■ **Data for this exercise**
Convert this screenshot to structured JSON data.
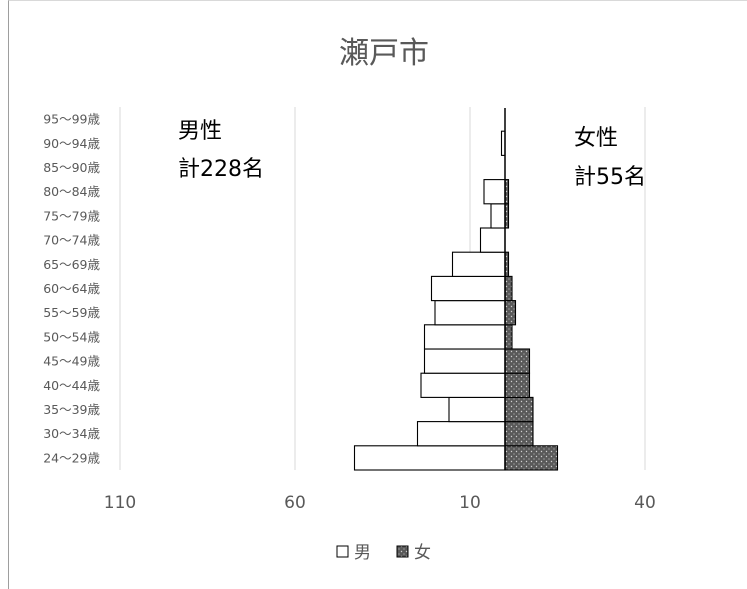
{
  "chart_data": {
    "type": "bar",
    "title": "瀬戸市",
    "categories": [
      "24〜29歳",
      "30〜34歳",
      "35〜39歳",
      "40〜44歳",
      "45〜49歳",
      "50〜54歳",
      "55〜59歳",
      "60〜64歳",
      "65〜69歳",
      "70〜74歳",
      "75〜79歳",
      "80〜84歳",
      "85〜90歳",
      "90〜94歳",
      "95〜99歳"
    ],
    "x_ticks": [
      "110",
      "60",
      "10",
      "40"
    ],
    "series": [
      {
        "name": "男",
        "values": [
          43,
          25,
          16,
          24,
          23,
          23,
          20,
          21,
          15,
          7,
          4,
          6,
          0,
          1,
          0
        ],
        "fill": "#ffffff",
        "stroke": "#000000"
      },
      {
        "name": "女",
        "values": [
          15,
          8,
          8,
          7,
          7,
          2,
          3,
          2,
          1,
          0,
          1,
          1,
          0,
          0,
          0
        ],
        "fill": "#595959",
        "pattern": "dotted",
        "stroke": "#000000"
      }
    ],
    "annotations": {
      "male": {
        "line1": "男性",
        "line2": "計228名"
      },
      "female": {
        "line1": "女性",
        "line2": "計55名"
      }
    },
    "grid": true,
    "legend": "bottom"
  }
}
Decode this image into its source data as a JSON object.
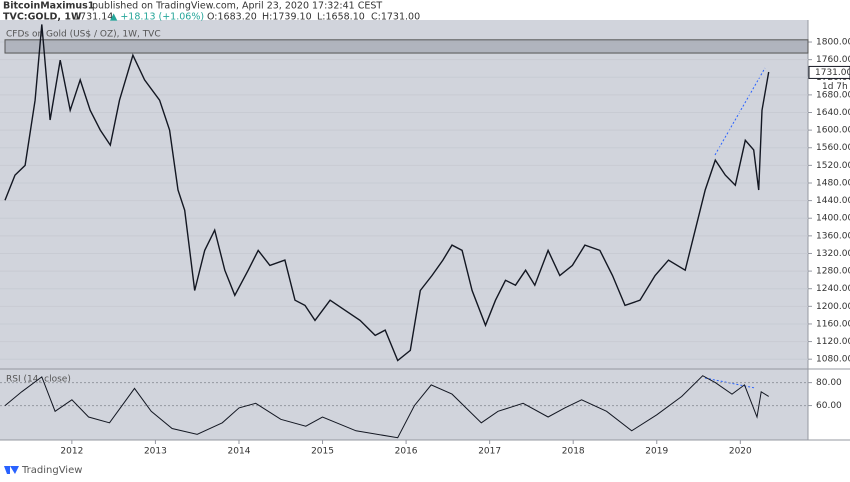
{
  "header": {
    "author": "BitcoinMaximus1",
    "published": "published on TradingView.com, April 23, 2020 17:32:41 CEST",
    "symbol": "TVC:GOLD, 1W",
    "price": "1731.14",
    "change": "▲ +18.13 (+1.06%)",
    "open": "O:1683.20",
    "high": "H:1739.10",
    "low": "L:1658.10",
    "close": "C:1731.00"
  },
  "footer": {
    "brand": "TradingView"
  },
  "chart_data": [
    {
      "type": "line",
      "title": "CFDs on Gold (US$ / OZ), 1W, TVC",
      "color": "#131722",
      "x": [
        2011.2,
        2011.32,
        2011.44,
        2011.56,
        2011.64,
        2011.74,
        2011.86,
        2011.98,
        2012.1,
        2012.22,
        2012.34,
        2012.46,
        2012.57,
        2012.73,
        2012.87,
        2013.05,
        2013.17,
        2013.27,
        2013.35,
        2013.47,
        2013.59,
        2013.71,
        2013.83,
        2013.95,
        2014.11,
        2014.23,
        2014.37,
        2014.55,
        2014.67,
        2014.79,
        2014.91,
        2015.09,
        2015.27,
        2015.45,
        2015.63,
        2015.75,
        2015.9,
        2016.05,
        2016.17,
        2016.31,
        2016.44,
        2016.55,
        2016.67,
        2016.79,
        2016.95,
        2017.07,
        2017.19,
        2017.31,
        2017.43,
        2017.54,
        2017.7,
        2017.84,
        2017.99,
        2018.14,
        2018.32,
        2018.47,
        2018.62,
        2018.8,
        2018.98,
        2019.14,
        2019.34,
        2019.46,
        2019.58,
        2019.7,
        2019.82,
        2019.94,
        2020.06,
        2020.16,
        2020.22,
        2020.26,
        2020.34
      ],
      "values": [
        1441,
        1498,
        1520,
        1668,
        1840,
        1623,
        1759,
        1645,
        1714,
        1645,
        1600,
        1566,
        1668,
        1770,
        1714,
        1668,
        1600,
        1464,
        1418,
        1236,
        1327,
        1373,
        1282,
        1225,
        1282,
        1327,
        1293,
        1305,
        1214,
        1202,
        1168,
        1214,
        1191,
        1168,
        1134,
        1146,
        1077,
        1100,
        1236,
        1270,
        1305,
        1339,
        1327,
        1236,
        1157,
        1214,
        1259,
        1248,
        1282,
        1248,
        1327,
        1270,
        1293,
        1339,
        1327,
        1270,
        1202,
        1214,
        1270,
        1305,
        1282,
        1373,
        1464,
        1532,
        1498,
        1475,
        1577,
        1555,
        1464,
        1645,
        1732
      ],
      "xlim": [
        2011.14,
        2020.81
      ],
      "xticks": [
        2012,
        2013,
        2014,
        2015,
        2016,
        2017,
        2018,
        2019,
        2020
      ],
      "ylim": [
        1060,
        1850
      ],
      "yticks": [
        {
          "value": 1080,
          "label": "1080.00"
        },
        {
          "value": 1120,
          "label": "1120.00"
        },
        {
          "value": 1160,
          "label": "1160.00"
        },
        {
          "value": 1200,
          "label": "1200.00"
        },
        {
          "value": 1240,
          "label": "1240.00"
        },
        {
          "value": 1280,
          "label": "1280.00"
        },
        {
          "value": 1320,
          "label": "1320.00"
        },
        {
          "value": 1360,
          "label": "1360.00"
        },
        {
          "value": 1400,
          "label": "1400.00"
        },
        {
          "value": 1440,
          "label": "1440.00"
        },
        {
          "value": 1480,
          "label": "1480.00"
        },
        {
          "value": 1520,
          "label": "1520.00"
        },
        {
          "value": 1560,
          "label": "1560.00"
        },
        {
          "value": 1600,
          "label": "1600.00"
        },
        {
          "value": 1640,
          "label": "1640.00"
        },
        {
          "value": 1680,
          "label": "1680.00"
        },
        {
          "value": 1720,
          "label": "1720.00"
        },
        {
          "value": 1760,
          "label": "1760.00"
        },
        {
          "value": 1800,
          "label": "1800.00"
        }
      ],
      "zone": [
        1775,
        1805
      ],
      "last_price": {
        "value": 1731,
        "label": "1731.00"
      },
      "countdown": "1d 7h"
    },
    {
      "type": "line",
      "title": "RSI (14, close)",
      "color": "#131722",
      "x": [
        2011.2,
        2011.4,
        2011.64,
        2011.8,
        2012.0,
        2012.2,
        2012.45,
        2012.75,
        2012.95,
        2013.2,
        2013.5,
        2013.8,
        2014.0,
        2014.2,
        2014.5,
        2014.8,
        2015.0,
        2015.4,
        2015.9,
        2016.1,
        2016.3,
        2016.55,
        2016.9,
        2017.1,
        2017.4,
        2017.7,
        2017.9,
        2018.1,
        2018.4,
        2018.7,
        2019.0,
        2019.3,
        2019.55,
        2019.7,
        2019.9,
        2020.05,
        2020.2,
        2020.25,
        2020.34
      ],
      "values": [
        60,
        72,
        85,
        55,
        65,
        50,
        45,
        75,
        55,
        40,
        35,
        45,
        58,
        62,
        48,
        42,
        50,
        38,
        32,
        60,
        78,
        70,
        45,
        55,
        62,
        50,
        58,
        65,
        55,
        38,
        52,
        68,
        86,
        80,
        70,
        78,
        50,
        72,
        68
      ],
      "xlim": [
        2011.14,
        2020.81
      ],
      "ylim": [
        30,
        91
      ],
      "yticks": [
        {
          "value": 60,
          "label": "60.00"
        },
        {
          "value": 80,
          "label": "80.00"
        }
      ]
    }
  ]
}
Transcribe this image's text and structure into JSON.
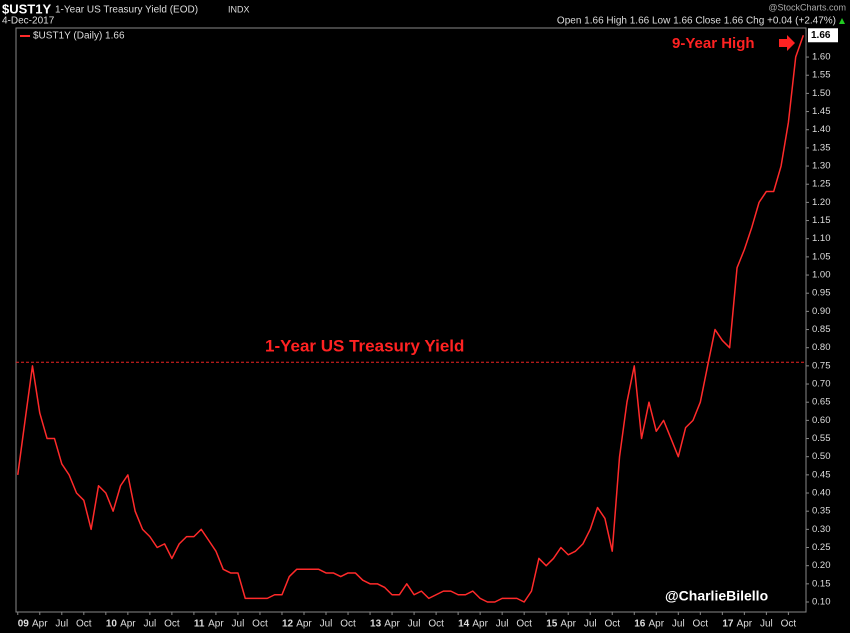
{
  "chart_data": {
    "type": "line",
    "symbol": "$UST1Y",
    "title": "1-Year US Treasury Yield (EOD)",
    "exchange": "INDX",
    "date": "4-Dec-2017",
    "source": "@StockCharts.com",
    "quote": "Open 1.66  High 1.66  Low 1.66  Close 1.66  Chg +0.04 (+2.47%)",
    "annotations": [
      "9-Year High",
      "1-Year US Treasury Yield",
      "@CharlieBilello"
    ],
    "reference_line": 0.76,
    "x": [
      2009,
      2009.083,
      2009.167,
      2009.25,
      2009.333,
      2009.417,
      2009.5,
      2009.583,
      2009.667,
      2009.75,
      2009.833,
      2009.917,
      2010,
      2010.083,
      2010.167,
      2010.25,
      2010.333,
      2010.417,
      2010.5,
      2010.583,
      2010.667,
      2010.75,
      2010.833,
      2010.917,
      2011,
      2011.083,
      2011.167,
      2011.25,
      2011.333,
      2011.417,
      2011.5,
      2011.583,
      2011.667,
      2011.75,
      2011.833,
      2011.917,
      2012,
      2012.083,
      2012.167,
      2012.25,
      2012.333,
      2012.417,
      2012.5,
      2012.583,
      2012.667,
      2012.75,
      2012.833,
      2012.917,
      2013,
      2013.083,
      2013.167,
      2013.25,
      2013.333,
      2013.417,
      2013.5,
      2013.583,
      2013.667,
      2013.75,
      2013.833,
      2013.917,
      2014,
      2014.083,
      2014.167,
      2014.25,
      2014.333,
      2014.417,
      2014.5,
      2014.583,
      2014.667,
      2014.75,
      2014.833,
      2014.917,
      2015,
      2015.083,
      2015.167,
      2015.25,
      2015.333,
      2015.417,
      2015.5,
      2015.583,
      2015.667,
      2015.75,
      2015.833,
      2015.917,
      2016,
      2016.083,
      2016.167,
      2016.25,
      2016.333,
      2016.417,
      2016.5,
      2016.583,
      2016.667,
      2016.75,
      2016.833,
      2016.917,
      2017,
      2017.083,
      2017.167,
      2017.25,
      2017.333,
      2017.417,
      2017.5,
      2017.583,
      2017.667,
      2017.75,
      2017.833,
      2017.92
    ],
    "series": [
      {
        "name": "$UST1Y (Daily) 1.66",
        "color": "#ff2a2a",
        "values": [
          0.45,
          0.6,
          0.75,
          0.62,
          0.55,
          0.55,
          0.48,
          0.45,
          0.4,
          0.38,
          0.3,
          0.42,
          0.4,
          0.35,
          0.42,
          0.45,
          0.35,
          0.3,
          0.28,
          0.25,
          0.26,
          0.22,
          0.26,
          0.28,
          0.28,
          0.3,
          0.27,
          0.24,
          0.19,
          0.18,
          0.18,
          0.11,
          0.11,
          0.11,
          0.11,
          0.12,
          0.12,
          0.17,
          0.19,
          0.19,
          0.19,
          0.19,
          0.18,
          0.18,
          0.17,
          0.18,
          0.18,
          0.16,
          0.15,
          0.15,
          0.14,
          0.12,
          0.12,
          0.15,
          0.12,
          0.13,
          0.11,
          0.12,
          0.13,
          0.13,
          0.12,
          0.12,
          0.13,
          0.11,
          0.1,
          0.1,
          0.11,
          0.11,
          0.11,
          0.1,
          0.13,
          0.22,
          0.2,
          0.22,
          0.25,
          0.23,
          0.24,
          0.26,
          0.3,
          0.36,
          0.33,
          0.24,
          0.5,
          0.65,
          0.75,
          0.55,
          0.65,
          0.57,
          0.6,
          0.55,
          0.5,
          0.58,
          0.6,
          0.65,
          0.75,
          0.85,
          0.82,
          0.8,
          1.02,
          1.07,
          1.13,
          1.2,
          1.23,
          1.23,
          1.3,
          1.42,
          1.6,
          1.66
        ]
      }
    ],
    "xlim": [
      2008.98,
      2017.95
    ],
    "ylim": [
      0.0725,
      1.68
    ],
    "xticks": [
      {
        "value": 2009,
        "label": "09"
      },
      {
        "value": 2009.25,
        "label": "Apr"
      },
      {
        "value": 2009.5,
        "label": "Jul"
      },
      {
        "value": 2009.75,
        "label": "Oct"
      },
      {
        "value": 2010,
        "label": "10"
      },
      {
        "value": 2010.25,
        "label": "Apr"
      },
      {
        "value": 2010.5,
        "label": "Jul"
      },
      {
        "value": 2010.75,
        "label": "Oct"
      },
      {
        "value": 2011,
        "label": "11"
      },
      {
        "value": 2011.25,
        "label": "Apr"
      },
      {
        "value": 2011.5,
        "label": "Jul"
      },
      {
        "value": 2011.75,
        "label": "Oct"
      },
      {
        "value": 2012,
        "label": "12"
      },
      {
        "value": 2012.25,
        "label": "Apr"
      },
      {
        "value": 2012.5,
        "label": "Jul"
      },
      {
        "value": 2012.75,
        "label": "Oct"
      },
      {
        "value": 2013,
        "label": "13"
      },
      {
        "value": 2013.25,
        "label": "Apr"
      },
      {
        "value": 2013.5,
        "label": "Jul"
      },
      {
        "value": 2013.75,
        "label": "Oct"
      },
      {
        "value": 2014,
        "label": "14"
      },
      {
        "value": 2014.25,
        "label": "Apr"
      },
      {
        "value": 2014.5,
        "label": "Jul"
      },
      {
        "value": 2014.75,
        "label": "Oct"
      },
      {
        "value": 2015,
        "label": "15"
      },
      {
        "value": 2015.25,
        "label": "Apr"
      },
      {
        "value": 2015.5,
        "label": "Jul"
      },
      {
        "value": 2015.75,
        "label": "Oct"
      },
      {
        "value": 2016,
        "label": "16"
      },
      {
        "value": 2016.25,
        "label": "Apr"
      },
      {
        "value": 2016.5,
        "label": "Jul"
      },
      {
        "value": 2016.75,
        "label": "Oct"
      },
      {
        "value": 2017,
        "label": "17"
      },
      {
        "value": 2017.25,
        "label": "Apr"
      },
      {
        "value": 2017.5,
        "label": "Jul"
      },
      {
        "value": 2017.75,
        "label": "Oct"
      }
    ],
    "yticks": [
      {
        "value": 0.1,
        "label": "0.10"
      },
      {
        "value": 0.15,
        "label": "0.15"
      },
      {
        "value": 0.2,
        "label": "0.20"
      },
      {
        "value": 0.25,
        "label": "0.25"
      },
      {
        "value": 0.3,
        "label": "0.30"
      },
      {
        "value": 0.35,
        "label": "0.35"
      },
      {
        "value": 0.4,
        "label": "0.40"
      },
      {
        "value": 0.45,
        "label": "0.45"
      },
      {
        "value": 0.5,
        "label": "0.50"
      },
      {
        "value": 0.55,
        "label": "0.55"
      },
      {
        "value": 0.6,
        "label": "0.60"
      },
      {
        "value": 0.65,
        "label": "0.65"
      },
      {
        "value": 0.7,
        "label": "0.70"
      },
      {
        "value": 0.75,
        "label": "0.75"
      },
      {
        "value": 0.8,
        "label": "0.80"
      },
      {
        "value": 0.85,
        "label": "0.85"
      },
      {
        "value": 0.9,
        "label": "0.90"
      },
      {
        "value": 0.95,
        "label": "0.95"
      },
      {
        "value": 1,
        "label": "1.00"
      },
      {
        "value": 1.05,
        "label": "1.05"
      },
      {
        "value": 1.1,
        "label": "1.10"
      },
      {
        "value": 1.15,
        "label": "1.15"
      },
      {
        "value": 1.2,
        "label": "1.20"
      },
      {
        "value": 1.25,
        "label": "1.25"
      },
      {
        "value": 1.3,
        "label": "1.30"
      },
      {
        "value": 1.35,
        "label": "1.35"
      },
      {
        "value": 1.4,
        "label": "1.40"
      },
      {
        "value": 1.45,
        "label": "1.45"
      },
      {
        "value": 1.5,
        "label": "1.50"
      },
      {
        "value": 1.55,
        "label": "1.55"
      },
      {
        "value": 1.6,
        "label": "1.60"
      }
    ],
    "grid": false
  }
}
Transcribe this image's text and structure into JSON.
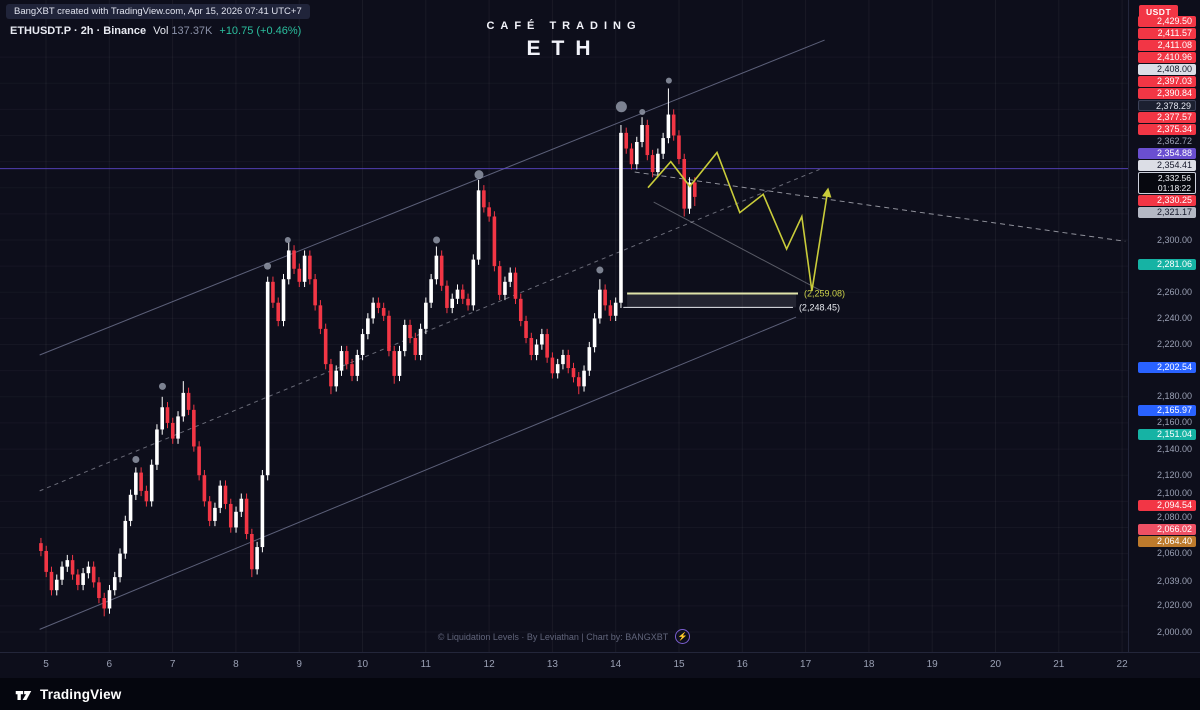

■ **Goal**
Check each line above for the word "TradingView" and give the number of lines that have it, nothing else.

■ **Response to this task**
2